Extracted information:
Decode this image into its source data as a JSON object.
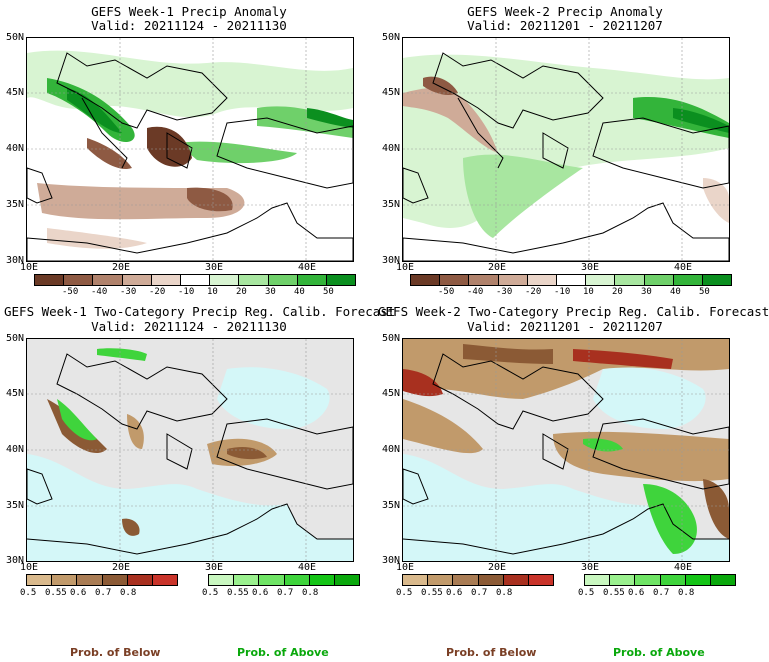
{
  "panels": [
    {
      "title": "GEFS Week-1 Precip Anomaly",
      "valid": "Valid: 20211124 - 20211130"
    },
    {
      "title": "GEFS Week-2 Precip Anomaly",
      "valid": "Valid: 20211201 - 20211207"
    },
    {
      "title": "GEFS Week-1 Two-Category Precip Reg. Calib. Forecast",
      "valid": "Valid: 20211124 - 20211130"
    },
    {
      "title": "GEFS Week-2 Two-Category Precip Reg. Calib. Forecast",
      "valid": "Valid: 20211201 - 20211207"
    }
  ],
  "lat_labels": [
    "50N",
    "45N",
    "40N",
    "35N",
    "30N"
  ],
  "lon_labels": [
    "10E",
    "20E",
    "30E",
    "40E"
  ],
  "anomaly_scale": {
    "labels": [
      "-50",
      "-40",
      "-30",
      "-20",
      "-10",
      "10",
      "20",
      "30",
      "40",
      "50"
    ],
    "colors": [
      "#6b3a26",
      "#8e5a43",
      "#b0826c",
      "#cfab98",
      "#ead5c9",
      "#ffffff",
      "#d8f4d2",
      "#a8e6a0",
      "#6fd06a",
      "#33b43a",
      "#0b8f1f"
    ]
  },
  "below_scale": {
    "labels": [
      "0.5",
      "0.55",
      "0.6",
      "0.7",
      "0.8"
    ],
    "colors": [
      "#d9b98c",
      "#c19a6b",
      "#a97c54",
      "#8b5a35",
      "#a8301f",
      "#c9342a"
    ]
  },
  "above_scale": {
    "labels": [
      "0.5",
      "0.55",
      "0.6",
      "0.7",
      "0.8"
    ],
    "colors": [
      "#c9f7c0",
      "#9af08e",
      "#6fe465",
      "#3fd43c",
      "#14c416",
      "#0aa80c"
    ]
  },
  "prob_below": "Prob. of Below",
  "prob_above": "Prob. of Above",
  "colors": {
    "below_text": "#7a3f25",
    "above_text": "#0aa80c",
    "ocean": "#d4f7f8",
    "nodata": "#e6e6e6"
  }
}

Task statement: Check each line above for "Category" and return the ones that have it.

Task answer:
      "title": "GEFS Week-1 Two-Category Precip Reg. Calib. Forecast",
      "title": "GEFS Week-2 Two-Category Precip Reg. Calib. Forecast",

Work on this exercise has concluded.